Print out each record below, unaltered and complete, without its images.

-- Start Dataset entries --

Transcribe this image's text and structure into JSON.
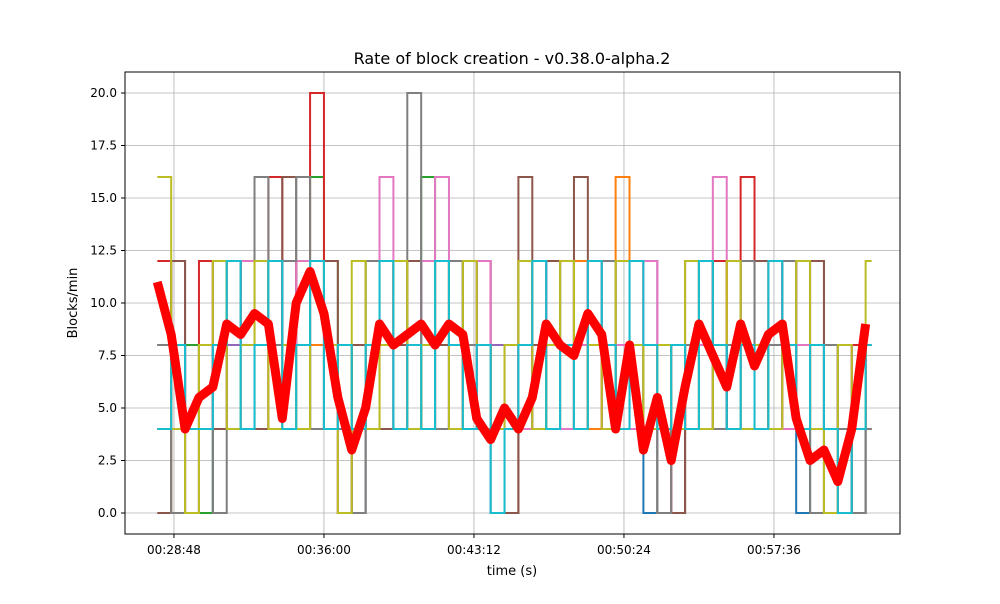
{
  "chart_data": {
    "type": "line",
    "drawstyle": "steps-post",
    "title": "Rate of block creation  -  v0.38.0-alpha.2",
    "xlabel": "time (s)",
    "ylabel": "Blocks/min",
    "xlim": [
      "00:26:27",
      "01:03:39"
    ],
    "ylim": [
      -1,
      21
    ],
    "grid": true,
    "xticks": [
      "00:28:48",
      "00:36:00",
      "00:43:12",
      "00:50:24",
      "00:57:36"
    ],
    "yticks": [
      "0.0",
      "2.5",
      "5.0",
      "7.5",
      "10.0",
      "12.5",
      "15.0",
      "17.5",
      "20.0"
    ],
    "x": [
      "00:28:00",
      "00:28:40",
      "00:29:20",
      "00:30:00",
      "00:30:40",
      "00:31:20",
      "00:32:00",
      "00:32:40",
      "00:33:20",
      "00:34:00",
      "00:34:40",
      "00:35:20",
      "00:36:00",
      "00:36:40",
      "00:37:20",
      "00:38:00",
      "00:38:40",
      "00:39:20",
      "00:40:00",
      "00:40:40",
      "00:41:20",
      "00:42:00",
      "00:42:40",
      "00:43:20",
      "00:44:00",
      "00:44:40",
      "00:45:20",
      "00:46:00",
      "00:46:40",
      "00:47:20",
      "00:48:00",
      "00:48:40",
      "00:49:20",
      "00:50:00",
      "00:50:40",
      "00:51:20",
      "00:52:00",
      "00:52:40",
      "00:53:20",
      "00:54:00",
      "00:54:40",
      "00:55:20",
      "00:56:00",
      "00:56:40",
      "00:57:20",
      "00:58:00",
      "00:58:40",
      "00:59:20",
      "01:00:00",
      "01:00:40",
      "01:01:20",
      "01:02:00"
    ],
    "series": [
      {
        "color": "#1f77b4",
        "values": [
          4,
          8,
          4,
          0,
          8,
          12,
          8,
          4,
          8,
          12,
          8,
          4,
          8,
          0,
          4,
          8,
          12,
          8,
          4,
          8,
          12,
          4,
          8,
          12,
          0,
          4,
          8,
          12,
          8,
          4,
          12,
          8,
          4,
          8,
          12,
          0,
          4,
          0,
          8,
          12,
          8,
          4,
          12,
          8,
          4,
          8,
          0,
          4,
          8,
          4,
          0,
          8
        ]
      },
      {
        "color": "#ff7f0e",
        "values": [
          8,
          0,
          4,
          8,
          12,
          4,
          8,
          12,
          4,
          8,
          12,
          8,
          4,
          0,
          8,
          4,
          8,
          12,
          8,
          4,
          12,
          8,
          4,
          8,
          4,
          0,
          12,
          8,
          4,
          8,
          12,
          4,
          8,
          16,
          8,
          4,
          8,
          4,
          12,
          8,
          4,
          12,
          8,
          4,
          8,
          12,
          4,
          8,
          0,
          4,
          8,
          4
        ]
      },
      {
        "color": "#2ca02c",
        "values": [
          4,
          4,
          8,
          0,
          8,
          12,
          4,
          8,
          12,
          8,
          4,
          16,
          12,
          8,
          0,
          12,
          4,
          8,
          4,
          16,
          8,
          12,
          4,
          8,
          4,
          8,
          4,
          12,
          8,
          12,
          4,
          8,
          12,
          4,
          8,
          4,
          0,
          8,
          4,
          12,
          8,
          4,
          8,
          12,
          4,
          8,
          4,
          0,
          8,
          4,
          8,
          4
        ]
      },
      {
        "color": "#d62728",
        "values": [
          12,
          4,
          0,
          12,
          4,
          8,
          12,
          4,
          16,
          8,
          12,
          20,
          8,
          4,
          8,
          4,
          12,
          8,
          4,
          8,
          12,
          4,
          8,
          12,
          4,
          8,
          12,
          4,
          8,
          12,
          4,
          8,
          4,
          8,
          12,
          8,
          4,
          0,
          8,
          4,
          12,
          8,
          16,
          4,
          8,
          12,
          4,
          8,
          4,
          0,
          8,
          4
        ]
      },
      {
        "color": "#9467bd",
        "values": [
          8,
          12,
          4,
          4,
          12,
          8,
          4,
          12,
          8,
          4,
          8,
          12,
          8,
          4,
          0,
          8,
          12,
          4,
          8,
          12,
          4,
          8,
          12,
          4,
          8,
          0,
          8,
          4,
          12,
          8,
          4,
          12,
          8,
          4,
          8,
          12,
          4,
          8,
          12,
          4,
          8,
          4,
          12,
          8,
          4,
          12,
          8,
          12,
          4,
          8,
          4,
          8
        ]
      },
      {
        "color": "#8c564b",
        "values": [
          0,
          12,
          4,
          8,
          4,
          12,
          8,
          4,
          12,
          16,
          8,
          4,
          12,
          4,
          8,
          12,
          4,
          8,
          12,
          4,
          8,
          4,
          12,
          8,
          4,
          0,
          16,
          8,
          12,
          4,
          16,
          8,
          4,
          12,
          8,
          4,
          8,
          0,
          4,
          12,
          8,
          4,
          8,
          12,
          4,
          8,
          4,
          12,
          8,
          4,
          0,
          8
        ]
      },
      {
        "color": "#e377c2",
        "values": [
          4,
          8,
          0,
          4,
          8,
          4,
          12,
          8,
          4,
          8,
          12,
          4,
          8,
          0,
          4,
          8,
          16,
          4,
          8,
          12,
          16,
          8,
          4,
          12,
          4,
          8,
          4,
          12,
          8,
          4,
          8,
          12,
          4,
          8,
          4,
          12,
          0,
          8,
          4,
          8,
          16,
          12,
          4,
          8,
          12,
          4,
          8,
          4,
          0,
          8,
          4,
          8
        ]
      },
      {
        "color": "#7f7f7f",
        "values": [
          8,
          0,
          4,
          8,
          0,
          12,
          4,
          16,
          8,
          12,
          16,
          4,
          8,
          4,
          0,
          12,
          8,
          4,
          20,
          8,
          4,
          12,
          8,
          4,
          0,
          8,
          12,
          4,
          8,
          12,
          4,
          8,
          12,
          4,
          8,
          4,
          0,
          4,
          8,
          12,
          4,
          8,
          12,
          4,
          8,
          12,
          4,
          0,
          8,
          4,
          0,
          4
        ]
      },
      {
        "color": "#bcbd22",
        "values": [
          16,
          4,
          0,
          8,
          12,
          4,
          8,
          12,
          4,
          8,
          4,
          12,
          8,
          0,
          12,
          4,
          8,
          12,
          4,
          8,
          12,
          4,
          12,
          8,
          4,
          8,
          12,
          4,
          8,
          12,
          4,
          8,
          4,
          12,
          8,
          4,
          8,
          4,
          12,
          4,
          8,
          12,
          4,
          8,
          4,
          8,
          12,
          4,
          0,
          8,
          4,
          12
        ]
      },
      {
        "color": "#17becf",
        "values": [
          4,
          8,
          4,
          4,
          8,
          12,
          4,
          8,
          12,
          4,
          8,
          12,
          4,
          8,
          4,
          8,
          12,
          4,
          8,
          4,
          12,
          8,
          4,
          8,
          0,
          4,
          8,
          12,
          4,
          8,
          4,
          12,
          8,
          4,
          12,
          8,
          4,
          8,
          4,
          12,
          8,
          4,
          8,
          4,
          12,
          8,
          4,
          8,
          4,
          0,
          4,
          8
        ]
      }
    ],
    "average": {
      "color": "#ff0000",
      "values": [
        11,
        8.5,
        4,
        5.5,
        6,
        9,
        8.5,
        9.5,
        9,
        4.5,
        10,
        11.5,
        9.5,
        5.5,
        3,
        5,
        9,
        8,
        8.5,
        9,
        8,
        9,
        8.5,
        4.5,
        3.5,
        5,
        4,
        5.5,
        9,
        8,
        7.5,
        9.5,
        8.5,
        4,
        8,
        3,
        5.5,
        2.5,
        6,
        9,
        7.5,
        6,
        9,
        7,
        8.5,
        9,
        4.5,
        2.5,
        3,
        1.5,
        4,
        9
      ]
    }
  }
}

-- End Dataset entries --

### Full output
Transcribe this image's text and structure into JSON.
{
  "chart_data": {
    "type": "line",
    "drawstyle": "steps-post",
    "title": "Rate of block creation  -  v0.38.0-alpha.2",
    "xlabel": "time (s)",
    "ylabel": "Blocks/min",
    "xlim": [
      "00:26:27",
      "01:03:39"
    ],
    "ylim": [
      -1,
      21
    ],
    "grid": true,
    "xticks": [
      "00:28:48",
      "00:36:00",
      "00:43:12",
      "00:50:24",
      "00:57:36"
    ],
    "yticks": [
      "0.0",
      "2.5",
      "5.0",
      "7.5",
      "10.0",
      "12.5",
      "15.0",
      "17.5",
      "20.0"
    ],
    "x": [
      "00:28:00",
      "00:28:40",
      "00:29:20",
      "00:30:00",
      "00:30:40",
      "00:31:20",
      "00:32:00",
      "00:32:40",
      "00:33:20",
      "00:34:00",
      "00:34:40",
      "00:35:20",
      "00:36:00",
      "00:36:40",
      "00:37:20",
      "00:38:00",
      "00:38:40",
      "00:39:20",
      "00:40:00",
      "00:40:40",
      "00:41:20",
      "00:42:00",
      "00:42:40",
      "00:43:20",
      "00:44:00",
      "00:44:40",
      "00:45:20",
      "00:46:00",
      "00:46:40",
      "00:47:20",
      "00:48:00",
      "00:48:40",
      "00:49:20",
      "00:50:00",
      "00:50:40",
      "00:51:20",
      "00:52:00",
      "00:52:40",
      "00:53:20",
      "00:54:00",
      "00:54:40",
      "00:55:20",
      "00:56:00",
      "00:56:40",
      "00:57:20",
      "00:58:00",
      "00:58:40",
      "00:59:20",
      "01:00:00",
      "01:00:40",
      "01:01:20",
      "01:02:00"
    ],
    "series": [
      {
        "color": "#1f77b4",
        "values": [
          4,
          8,
          4,
          0,
          8,
          12,
          8,
          4,
          8,
          12,
          8,
          4,
          8,
          0,
          4,
          8,
          12,
          8,
          4,
          8,
          12,
          4,
          8,
          12,
          0,
          4,
          8,
          12,
          8,
          4,
          12,
          8,
          4,
          8,
          12,
          0,
          4,
          0,
          8,
          12,
          8,
          4,
          12,
          8,
          4,
          8,
          0,
          4,
          8,
          4,
          0,
          8
        ]
      },
      {
        "color": "#ff7f0e",
        "values": [
          8,
          0,
          4,
          8,
          12,
          4,
          8,
          12,
          4,
          8,
          12,
          8,
          4,
          0,
          8,
          4,
          8,
          12,
          8,
          4,
          12,
          8,
          4,
          8,
          4,
          0,
          12,
          8,
          4,
          8,
          12,
          4,
          8,
          16,
          8,
          4,
          8,
          4,
          12,
          8,
          4,
          12,
          8,
          4,
          8,
          12,
          4,
          8,
          0,
          4,
          8,
          4
        ]
      },
      {
        "color": "#2ca02c",
        "values": [
          4,
          4,
          8,
          0,
          8,
          12,
          4,
          8,
          12,
          8,
          4,
          16,
          12,
          8,
          0,
          12,
          4,
          8,
          4,
          16,
          8,
          12,
          4,
          8,
          4,
          8,
          4,
          12,
          8,
          12,
          4,
          8,
          12,
          4,
          8,
          4,
          0,
          8,
          4,
          12,
          8,
          4,
          8,
          12,
          4,
          8,
          4,
          0,
          8,
          4,
          8,
          4
        ]
      },
      {
        "color": "#d62728",
        "values": [
          12,
          4,
          0,
          12,
          4,
          8,
          12,
          4,
          16,
          8,
          12,
          20,
          8,
          4,
          8,
          4,
          12,
          8,
          4,
          8,
          12,
          4,
          8,
          12,
          4,
          8,
          12,
          4,
          8,
          12,
          4,
          8,
          4,
          8,
          12,
          8,
          4,
          0,
          8,
          4,
          12,
          8,
          16,
          4,
          8,
          12,
          4,
          8,
          4,
          0,
          8,
          4
        ]
      },
      {
        "color": "#9467bd",
        "values": [
          8,
          12,
          4,
          4,
          12,
          8,
          4,
          12,
          8,
          4,
          8,
          12,
          8,
          4,
          0,
          8,
          12,
          4,
          8,
          12,
          4,
          8,
          12,
          4,
          8,
          0,
          8,
          4,
          12,
          8,
          4,
          12,
          8,
          4,
          8,
          12,
          4,
          8,
          12,
          4,
          8,
          4,
          12,
          8,
          4,
          12,
          8,
          12,
          4,
          8,
          4,
          8
        ]
      },
      {
        "color": "#8c564b",
        "values": [
          0,
          12,
          4,
          8,
          4,
          12,
          8,
          4,
          12,
          16,
          8,
          4,
          12,
          4,
          8,
          12,
          4,
          8,
          12,
          4,
          8,
          4,
          12,
          8,
          4,
          0,
          16,
          8,
          12,
          4,
          16,
          8,
          4,
          12,
          8,
          4,
          8,
          0,
          4,
          12,
          8,
          4,
          8,
          12,
          4,
          8,
          4,
          12,
          8,
          4,
          0,
          8
        ]
      },
      {
        "color": "#e377c2",
        "values": [
          4,
          8,
          0,
          4,
          8,
          4,
          12,
          8,
          4,
          8,
          12,
          4,
          8,
          0,
          4,
          8,
          16,
          4,
          8,
          12,
          16,
          8,
          4,
          12,
          4,
          8,
          4,
          12,
          8,
          4,
          8,
          12,
          4,
          8,
          4,
          12,
          0,
          8,
          4,
          8,
          16,
          12,
          4,
          8,
          12,
          4,
          8,
          4,
          0,
          8,
          4,
          8
        ]
      },
      {
        "color": "#7f7f7f",
        "values": [
          8,
          0,
          4,
          8,
          0,
          12,
          4,
          16,
          8,
          12,
          16,
          4,
          8,
          4,
          0,
          12,
          8,
          4,
          20,
          8,
          4,
          12,
          8,
          4,
          0,
          8,
          12,
          4,
          8,
          12,
          4,
          8,
          12,
          4,
          8,
          4,
          0,
          4,
          8,
          12,
          4,
          8,
          12,
          4,
          8,
          12,
          4,
          0,
          8,
          4,
          0,
          4
        ]
      },
      {
        "color": "#bcbd22",
        "values": [
          16,
          4,
          0,
          8,
          12,
          4,
          8,
          12,
          4,
          8,
          4,
          12,
          8,
          0,
          12,
          4,
          8,
          12,
          4,
          8,
          12,
          4,
          12,
          8,
          4,
          8,
          12,
          4,
          8,
          12,
          4,
          8,
          4,
          12,
          8,
          4,
          8,
          4,
          12,
          4,
          8,
          12,
          4,
          8,
          4,
          8,
          12,
          4,
          0,
          8,
          4,
          12
        ]
      },
      {
        "color": "#17becf",
        "values": [
          4,
          8,
          4,
          4,
          8,
          12,
          4,
          8,
          12,
          4,
          8,
          12,
          4,
          8,
          4,
          8,
          12,
          4,
          8,
          4,
          12,
          8,
          4,
          8,
          0,
          4,
          8,
          12,
          4,
          8,
          4,
          12,
          8,
          4,
          12,
          8,
          4,
          8,
          4,
          12,
          8,
          4,
          8,
          4,
          12,
          8,
          4,
          8,
          4,
          0,
          4,
          8
        ]
      }
    ],
    "average": {
      "color": "#ff0000",
      "values": [
        11,
        8.5,
        4,
        5.5,
        6,
        9,
        8.5,
        9.5,
        9,
        4.5,
        10,
        11.5,
        9.5,
        5.5,
        3,
        5,
        9,
        8,
        8.5,
        9,
        8,
        9,
        8.5,
        4.5,
        3.5,
        5,
        4,
        5.5,
        9,
        8,
        7.5,
        9.5,
        8.5,
        4,
        8,
        3,
        5.5,
        2.5,
        6,
        9,
        7.5,
        6,
        9,
        7,
        8.5,
        9,
        4.5,
        2.5,
        3,
        1.5,
        4,
        9
      ]
    }
  }
}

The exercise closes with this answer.